▶ What you are asked to do
Can you copy, word for word, the stretch of lines from the one containing "Find all labels, buttons, inputs, and" through the one containing "label 6: daily xyxy=(1354,723,1396,746)", including both of those lines and nothing else?

▶ Task data

----------

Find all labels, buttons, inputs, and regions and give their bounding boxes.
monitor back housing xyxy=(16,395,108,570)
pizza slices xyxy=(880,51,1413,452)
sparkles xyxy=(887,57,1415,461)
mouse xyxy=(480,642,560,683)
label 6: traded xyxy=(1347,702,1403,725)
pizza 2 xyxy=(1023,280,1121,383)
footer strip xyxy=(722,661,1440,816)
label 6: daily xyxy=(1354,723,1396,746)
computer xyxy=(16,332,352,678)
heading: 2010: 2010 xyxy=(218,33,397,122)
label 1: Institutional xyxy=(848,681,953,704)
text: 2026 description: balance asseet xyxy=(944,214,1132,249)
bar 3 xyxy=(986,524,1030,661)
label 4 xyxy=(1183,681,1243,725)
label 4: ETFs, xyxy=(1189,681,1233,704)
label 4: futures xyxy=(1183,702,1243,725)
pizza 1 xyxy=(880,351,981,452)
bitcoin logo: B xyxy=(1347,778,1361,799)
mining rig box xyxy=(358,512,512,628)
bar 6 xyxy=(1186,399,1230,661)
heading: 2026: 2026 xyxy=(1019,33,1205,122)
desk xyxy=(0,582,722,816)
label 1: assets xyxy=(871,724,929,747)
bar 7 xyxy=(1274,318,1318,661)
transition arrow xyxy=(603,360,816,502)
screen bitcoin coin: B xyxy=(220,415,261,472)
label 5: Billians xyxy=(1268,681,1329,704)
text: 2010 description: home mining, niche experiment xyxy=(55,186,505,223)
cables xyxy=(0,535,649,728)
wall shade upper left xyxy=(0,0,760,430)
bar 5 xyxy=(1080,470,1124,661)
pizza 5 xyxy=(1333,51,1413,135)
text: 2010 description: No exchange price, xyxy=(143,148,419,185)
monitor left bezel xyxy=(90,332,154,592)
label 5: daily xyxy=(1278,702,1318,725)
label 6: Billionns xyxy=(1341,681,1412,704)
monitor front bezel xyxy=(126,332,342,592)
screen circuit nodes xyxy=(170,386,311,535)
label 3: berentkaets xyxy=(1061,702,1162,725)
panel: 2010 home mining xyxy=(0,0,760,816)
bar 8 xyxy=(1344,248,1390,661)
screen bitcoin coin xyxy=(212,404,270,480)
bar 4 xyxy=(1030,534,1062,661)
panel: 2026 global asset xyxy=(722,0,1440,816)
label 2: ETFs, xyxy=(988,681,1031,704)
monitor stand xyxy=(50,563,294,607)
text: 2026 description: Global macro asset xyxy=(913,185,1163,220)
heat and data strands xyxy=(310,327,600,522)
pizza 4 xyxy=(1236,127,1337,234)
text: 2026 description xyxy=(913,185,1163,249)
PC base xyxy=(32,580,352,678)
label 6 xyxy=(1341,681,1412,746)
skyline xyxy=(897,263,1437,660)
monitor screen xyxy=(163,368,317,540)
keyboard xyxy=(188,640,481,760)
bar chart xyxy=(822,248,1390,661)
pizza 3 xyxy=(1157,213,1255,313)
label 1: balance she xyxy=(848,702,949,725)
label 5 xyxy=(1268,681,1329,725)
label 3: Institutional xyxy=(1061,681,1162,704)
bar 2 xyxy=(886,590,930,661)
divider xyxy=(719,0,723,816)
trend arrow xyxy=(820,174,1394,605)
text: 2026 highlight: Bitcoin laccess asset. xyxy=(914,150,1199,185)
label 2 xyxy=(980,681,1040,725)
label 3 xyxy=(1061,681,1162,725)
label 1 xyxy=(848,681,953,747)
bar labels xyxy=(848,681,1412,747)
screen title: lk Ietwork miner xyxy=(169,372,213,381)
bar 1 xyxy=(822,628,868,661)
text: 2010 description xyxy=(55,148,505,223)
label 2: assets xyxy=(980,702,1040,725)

----------

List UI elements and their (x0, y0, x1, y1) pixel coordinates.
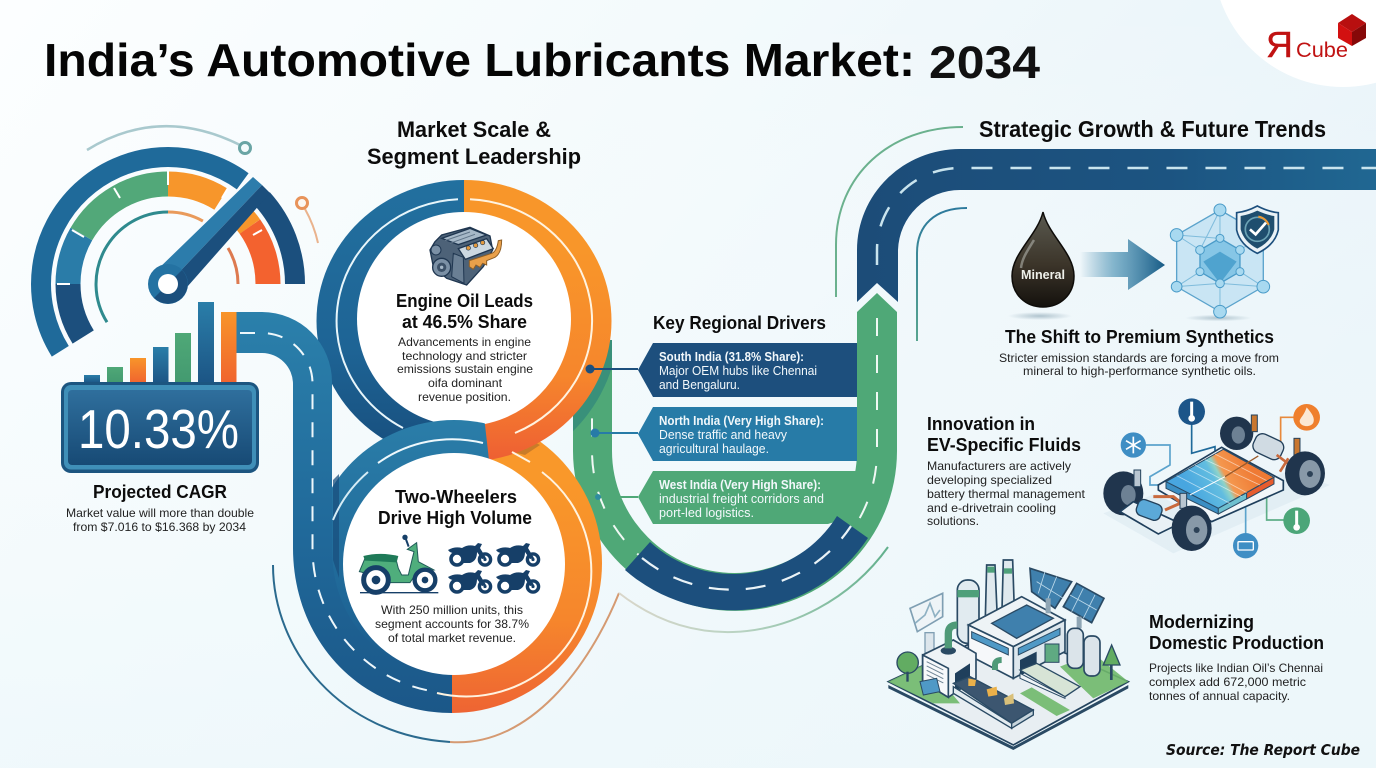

----------

▶ Answer for the task
Find all labels, buttons, inputs, and regions and give their bounding boxes.
monitor back housing xyxy=(16,395,108,570)
pizza slices xyxy=(880,51,1413,452)
sparkles xyxy=(887,57,1415,461)
mouse xyxy=(480,642,560,683)
label 6: traded xyxy=(1347,702,1403,725)
pizza 2 xyxy=(1023,280,1121,383)
footer strip xyxy=(722,661,1440,816)
label 6: daily xyxy=(1354,723,1396,746)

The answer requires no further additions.